What you are asked to do - Return, unchanged and character for character, the lines of the entries that start with the line containing "brand-name: KITCHENERIE —" and end with the line containing "interest-attribute: Interests Kitchen", both of those lines included.

# start of Provided data

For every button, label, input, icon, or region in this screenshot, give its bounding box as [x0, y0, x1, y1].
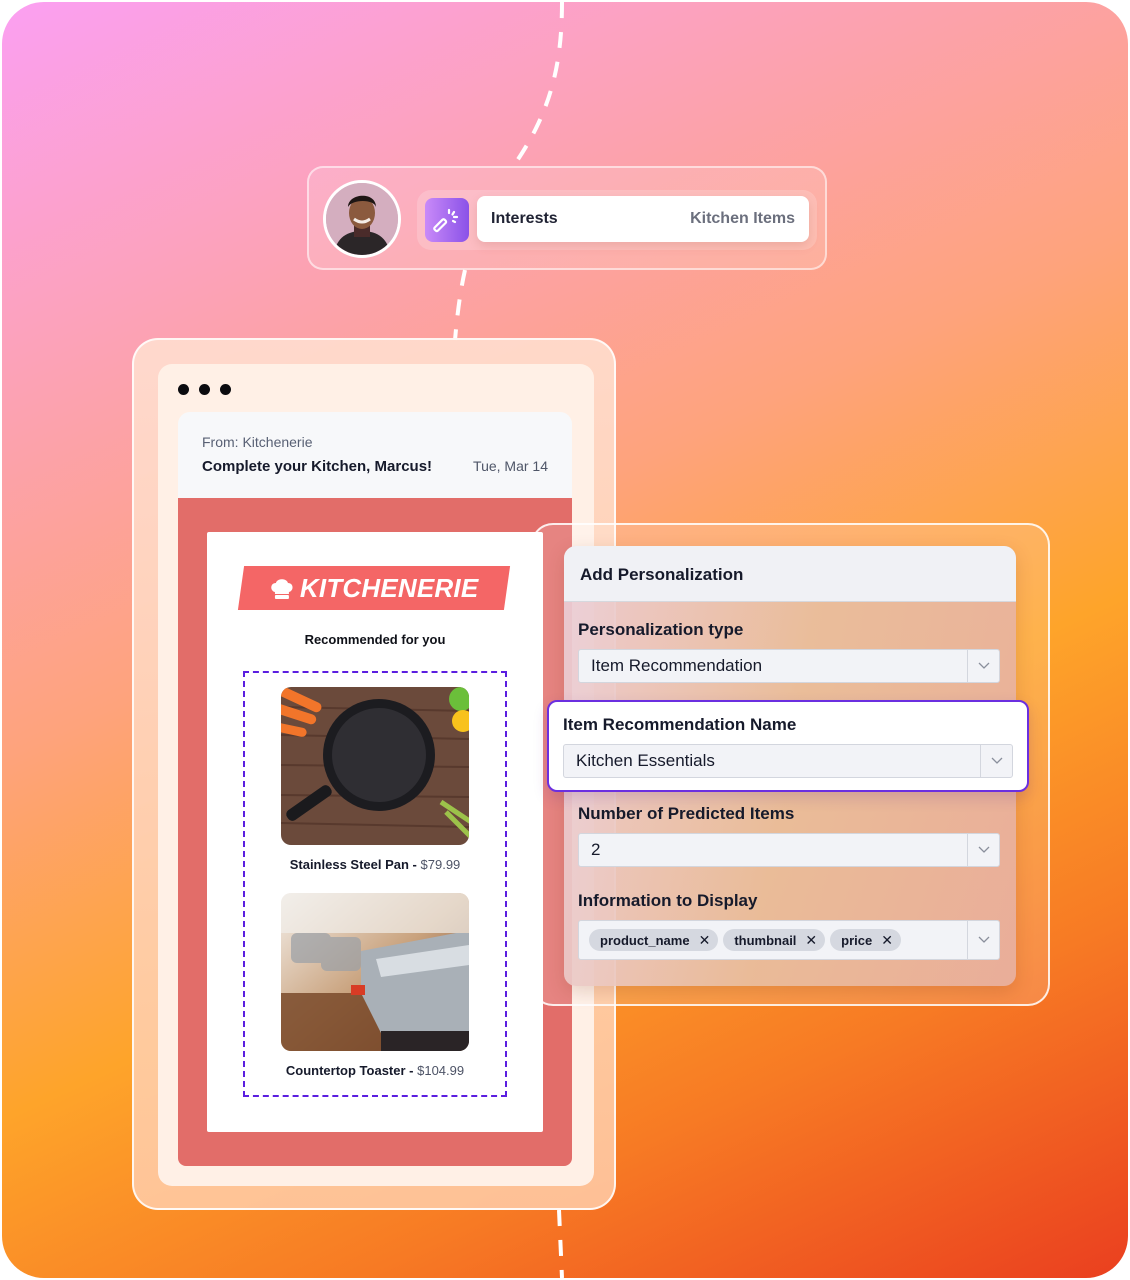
brand-name: KITCHENERIE — [299, 572, 479, 603]
select-value: 2 — [591, 840, 601, 859]
tag-chip[interactable]: product_name ✕ — [589, 929, 719, 951]
chevron-down-icon[interactable] — [980, 745, 1012, 777]
interest-attribute: Interests Kitchen Items — [477, 196, 809, 242]
window-dot[interactable] — [199, 384, 210, 395]
email-from: From: Kitchenerie — [202, 434, 313, 450]
personalization-type-select[interactable]: Item Recommendation — [578, 649, 1000, 683]
product-card[interactable]: Countertop Toaster - $104.99 — [281, 893, 469, 1078]
recommendation-block[interactable]: Stainless Steel Pan - $79.99 Countertop … — [243, 671, 507, 1097]
product-card[interactable]: Stainless Steel Pan - $79.99 — [281, 687, 469, 872]
recommendation-name-field: Item Recommendation Name Kitchen Essenti… — [547, 700, 1029, 792]
magic-wand-icon — [425, 198, 469, 242]
recommendation-name-select[interactable]: Kitchen Essentials — [563, 744, 1013, 778]
close-icon[interactable]: ✕ — [699, 933, 711, 947]
toaster-photo — [281, 893, 469, 1051]
email-content: KITCHENERIE Recommended for you Stainles… — [207, 532, 543, 1132]
product-price: $79.99 — [420, 857, 461, 872]
recommended-title: Recommended for you — [304, 632, 446, 647]
email-date: Tue, Mar 14 — [473, 458, 548, 474]
personalization-type-field: Personalization type Item Recommendation — [578, 620, 1000, 683]
chevron-down-icon[interactable] — [967, 834, 999, 866]
chevron-down-icon[interactable] — [967, 650, 999, 682]
profile-attribute-card: Interests Kitchen Items — [307, 166, 827, 270]
product-caption: Stainless Steel Pan - $79.99 — [261, 857, 489, 872]
chef-hat-icon — [271, 578, 293, 598]
product-name: Stainless Steel Pan - — [289, 857, 417, 872]
email-header: From: Kitchenerie Complete your Kitchen,… — [178, 412, 572, 498]
panel-title: Add Personalization — [564, 546, 1016, 602]
close-icon[interactable]: ✕ — [881, 933, 893, 947]
brand-banner: KITCHENERIE — [237, 566, 511, 610]
frying-pan-photo — [281, 687, 469, 845]
predicted-items-field: Number of Predicted Items 2 — [578, 804, 1000, 867]
avatar — [323, 180, 401, 258]
field-label: Item Recommendation Name — [563, 715, 797, 734]
predicted-items-select[interactable]: 2 — [578, 833, 1000, 867]
information-display-multiselect[interactable]: product_name ✕ thumbnail ✕ price ✕ — [578, 920, 1000, 960]
field-label: Number of Predicted Items — [578, 804, 795, 823]
close-icon[interactable]: ✕ — [805, 933, 817, 947]
information-display-field: Information to Display product_name ✕ th… — [578, 891, 1000, 960]
tag-label: price — [841, 932, 873, 948]
product-name: Countertop Toaster - — [285, 1063, 414, 1078]
attribute-value: Kitchen Items — [690, 210, 795, 227]
window-dot[interactable] — [178, 384, 189, 395]
attribute-label: Interests — [491, 210, 558, 227]
chevron-down-icon[interactable] — [967, 921, 999, 959]
tag-label: product_name — [600, 932, 690, 948]
email-body: KITCHENERIE Recommended for you Stainles… — [178, 498, 572, 1166]
tag-list: product_name ✕ thumbnail ✕ price ✕ — [579, 929, 967, 951]
tag-chip[interactable]: thumbnail ✕ — [723, 929, 826, 951]
email-window: From: Kitchenerie Complete your Kitchen,… — [158, 364, 594, 1186]
field-label: Personalization type — [578, 620, 744, 639]
field-label: Information to Display — [578, 891, 758, 910]
tag-label: thumbnail — [734, 932, 797, 948]
window-dot[interactable] — [220, 384, 231, 395]
email-subject: Complete your Kitchen, Marcus! — [202, 458, 433, 475]
background-canvas: Interests Kitchen Items From: Kitcheneri… — [2, 2, 1128, 1278]
tag-chip[interactable]: price ✕ — [830, 929, 901, 951]
select-value: Item Recommendation — [591, 656, 763, 675]
window-controls — [178, 384, 231, 395]
attribute-pill: Interests Kitchen Items — [417, 190, 817, 250]
product-caption: Countertop Toaster - $104.99 — [261, 1063, 489, 1078]
select-value: Kitchen Essentials — [576, 751, 715, 770]
product-price: $104.99 — [417, 1063, 465, 1078]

# end of Provided data

The response -
brand-name: KITCHENERIE — [299, 572, 479, 603]
select-value: 2 — [591, 840, 601, 859]
tag-chip[interactable]: product_name ✕ — [589, 929, 719, 951]
chevron-down-icon[interactable] — [980, 745, 1012, 777]
interest-attribute: Interests Kitchen Items — [477, 196, 809, 242]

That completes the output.